# DATA RECORDS start

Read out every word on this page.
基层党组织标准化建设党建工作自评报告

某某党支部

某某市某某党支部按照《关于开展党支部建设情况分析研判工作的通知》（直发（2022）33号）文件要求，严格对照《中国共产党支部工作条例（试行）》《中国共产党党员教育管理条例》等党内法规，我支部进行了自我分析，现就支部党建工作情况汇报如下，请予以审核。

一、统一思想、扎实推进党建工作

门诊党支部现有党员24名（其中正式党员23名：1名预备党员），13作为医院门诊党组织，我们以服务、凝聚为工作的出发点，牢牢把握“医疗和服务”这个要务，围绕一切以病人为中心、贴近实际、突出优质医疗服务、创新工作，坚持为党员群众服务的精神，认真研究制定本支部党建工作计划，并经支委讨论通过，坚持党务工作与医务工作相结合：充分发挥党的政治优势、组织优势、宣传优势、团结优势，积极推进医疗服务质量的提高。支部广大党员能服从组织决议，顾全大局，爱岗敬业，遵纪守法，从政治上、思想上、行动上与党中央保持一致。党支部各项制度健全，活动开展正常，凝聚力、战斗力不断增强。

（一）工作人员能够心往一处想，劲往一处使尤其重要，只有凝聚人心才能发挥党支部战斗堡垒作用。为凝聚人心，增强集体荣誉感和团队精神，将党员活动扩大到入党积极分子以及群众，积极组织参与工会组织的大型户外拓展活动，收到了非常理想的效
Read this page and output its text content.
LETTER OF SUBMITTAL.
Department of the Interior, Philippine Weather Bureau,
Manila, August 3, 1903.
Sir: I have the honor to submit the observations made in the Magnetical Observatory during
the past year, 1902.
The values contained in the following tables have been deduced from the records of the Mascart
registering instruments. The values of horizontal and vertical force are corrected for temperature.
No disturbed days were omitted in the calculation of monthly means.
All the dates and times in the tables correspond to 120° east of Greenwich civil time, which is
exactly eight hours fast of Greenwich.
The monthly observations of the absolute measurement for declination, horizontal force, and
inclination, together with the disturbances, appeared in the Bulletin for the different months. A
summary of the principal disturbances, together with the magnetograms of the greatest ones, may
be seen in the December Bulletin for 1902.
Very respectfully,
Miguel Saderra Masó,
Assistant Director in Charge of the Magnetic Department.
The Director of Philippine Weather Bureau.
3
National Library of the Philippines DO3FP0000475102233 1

# DATA RECORDS end

WRITTEN TASK:
Write out all of the records once more, exactly.

TASK SOLUTION:
Read out every word on this page.
基层党组织标准化建设党建工作自评报告

某某党支部

某某市某某党支部按照《关于开展党支部建设情况分析研判工作的通知》（直发（2022）33号）文件要求，严格对照《中国共产党支部工作条例（试行）》《中国共产党党员教育管理条例》等党内法规，我支部进行了自我分析，现就支部党建工作情况汇报如下，请予以审核。

一、统一思想、扎实推进党建工作

门诊党支部现有党员24名（其中正式党员23名：1名预备党员），13作为医院门诊党组织，我们以服务、凝聚为工作的出发点，牢牢把握“医疗和服务”这个要务，围绕一切以病人为中心、贴近实际、突出优质医疗服务、创新工作，坚持为党员群众服务的精神，认真研究制定本支部党建工作计划，并经支委讨论通过，坚持党务工作与医务工作相结合：充分发挥党的政治优势、组织优势、宣传优势、团结优势，积极推进医疗服务质量的提高。支部广大党员能服从组织决议，顾全大局，爱岗敬业，遵纪守法，从政治上、思想上、行动上与党中央保持一致。党支部各项制度健全，活动开展正常，凝聚力、战斗力不断增强。

（一）工作人员能够心往一处想，劲往一处使尤其重要，只有凝聚人心才能发挥党支部战斗堡垒作用。为凝聚人心，增强集体荣誉感和团队精神，将党员活动扩大到入党积极分子以及群众，积极组织参与工会组织的大型户外拓展活动，收到了非常理想的效
Read this page and output its text content.
LETTER OF SUBMITTAL.
Department of the Interior, Philippine Weather Bureau,
Manila, August 3, 1903.
Sir: I have the honor to submit the observations made in the Magnetical Observatory during
the past year, 1902.
The values contained in the following tables have been deduced from the records of the Mascart
registering instruments. The values of horizontal and vertical force are corrected for temperature.
No disturbed days were omitted in the calculation of monthly means.
All the dates and times in the tables correspond to 120° east of Greenwich civil time, which is
exactly eight hours fast of Greenwich.
The monthly observations of the absolute measurement for declination, horizontal force, and
inclination, together with the disturbances, appeared in the Bulletin for the different months. A
summary of the principal disturbances, together with the magnetograms of the greatest ones, may
be seen in the December Bulletin for 1902.
Very respectfully,
Miguel Saderra Masó,
Assistant Director in Charge of the Magnetic Department.
The Director of Philippine Weather Bureau.
3
National Library of the Philippines DO3FP0000475102233 1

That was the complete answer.